Spatial layout entries

-*-

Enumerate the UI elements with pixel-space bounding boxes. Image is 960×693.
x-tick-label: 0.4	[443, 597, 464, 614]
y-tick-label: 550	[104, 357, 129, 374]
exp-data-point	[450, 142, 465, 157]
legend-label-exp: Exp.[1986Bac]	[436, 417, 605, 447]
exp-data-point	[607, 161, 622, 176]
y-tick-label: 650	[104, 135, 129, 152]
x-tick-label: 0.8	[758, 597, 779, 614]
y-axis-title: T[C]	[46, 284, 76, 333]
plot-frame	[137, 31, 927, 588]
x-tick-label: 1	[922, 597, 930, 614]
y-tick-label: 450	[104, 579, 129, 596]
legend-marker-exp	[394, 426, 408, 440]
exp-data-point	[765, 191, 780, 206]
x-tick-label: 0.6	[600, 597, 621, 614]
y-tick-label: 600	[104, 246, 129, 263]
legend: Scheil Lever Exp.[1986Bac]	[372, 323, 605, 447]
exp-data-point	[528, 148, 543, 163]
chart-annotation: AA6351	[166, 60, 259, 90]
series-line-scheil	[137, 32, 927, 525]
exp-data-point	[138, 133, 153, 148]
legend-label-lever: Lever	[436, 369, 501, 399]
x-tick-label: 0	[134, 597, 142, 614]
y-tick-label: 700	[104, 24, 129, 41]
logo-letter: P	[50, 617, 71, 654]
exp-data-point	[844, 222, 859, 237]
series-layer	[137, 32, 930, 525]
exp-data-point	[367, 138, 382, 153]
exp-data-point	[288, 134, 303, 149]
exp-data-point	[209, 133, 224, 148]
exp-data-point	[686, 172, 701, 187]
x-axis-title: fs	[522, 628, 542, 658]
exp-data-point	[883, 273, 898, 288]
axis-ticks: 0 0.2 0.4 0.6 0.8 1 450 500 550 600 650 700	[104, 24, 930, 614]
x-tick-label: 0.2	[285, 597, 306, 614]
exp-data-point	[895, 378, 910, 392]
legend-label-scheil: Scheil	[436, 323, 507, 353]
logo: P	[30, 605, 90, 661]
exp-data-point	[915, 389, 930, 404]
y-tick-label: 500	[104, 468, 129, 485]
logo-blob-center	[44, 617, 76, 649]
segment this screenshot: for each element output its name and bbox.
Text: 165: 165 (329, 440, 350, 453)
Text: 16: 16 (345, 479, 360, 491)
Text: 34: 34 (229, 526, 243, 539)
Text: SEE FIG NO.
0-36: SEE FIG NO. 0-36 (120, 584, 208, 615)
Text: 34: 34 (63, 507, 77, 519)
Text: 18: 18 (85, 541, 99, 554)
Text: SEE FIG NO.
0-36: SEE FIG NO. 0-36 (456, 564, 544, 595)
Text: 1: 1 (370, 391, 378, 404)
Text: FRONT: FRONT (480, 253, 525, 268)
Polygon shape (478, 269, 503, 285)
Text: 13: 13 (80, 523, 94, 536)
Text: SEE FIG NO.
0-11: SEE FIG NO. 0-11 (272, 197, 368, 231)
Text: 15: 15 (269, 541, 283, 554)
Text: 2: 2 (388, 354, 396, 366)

-*-

Exercise ▸ Rewrite the stretch from the start of the entries through the line containing "133, 153, 148]", changing "plot-frame" to "plot-area" and leaving everything else unchanged.

Complete output ▸
Enumerate the UI elements with pixel-space bounding boxes. Image is 960×693.
x-tick-label: 0.4	[443, 597, 464, 614]
y-tick-label: 550	[104, 357, 129, 374]
exp-data-point	[450, 142, 465, 157]
legend-label-exp: Exp.[1986Bac]	[436, 417, 605, 447]
exp-data-point	[607, 161, 622, 176]
y-tick-label: 650	[104, 135, 129, 152]
x-tick-label: 0.8	[758, 597, 779, 614]
y-axis-title: T[C]	[46, 284, 76, 333]
plot-area	[137, 31, 927, 588]
x-tick-label: 1	[922, 597, 930, 614]
y-tick-label: 450	[104, 579, 129, 596]
legend-marker-exp	[394, 426, 408, 440]
exp-data-point	[765, 191, 780, 206]
x-tick-label: 0.6	[600, 597, 621, 614]
y-tick-label: 600	[104, 246, 129, 263]
legend: Scheil Lever Exp.[1986Bac]	[372, 323, 605, 447]
exp-data-point	[528, 148, 543, 163]
chart-annotation: AA6351	[166, 60, 259, 90]
series-line-scheil	[137, 32, 927, 525]
exp-data-point	[138, 133, 153, 148]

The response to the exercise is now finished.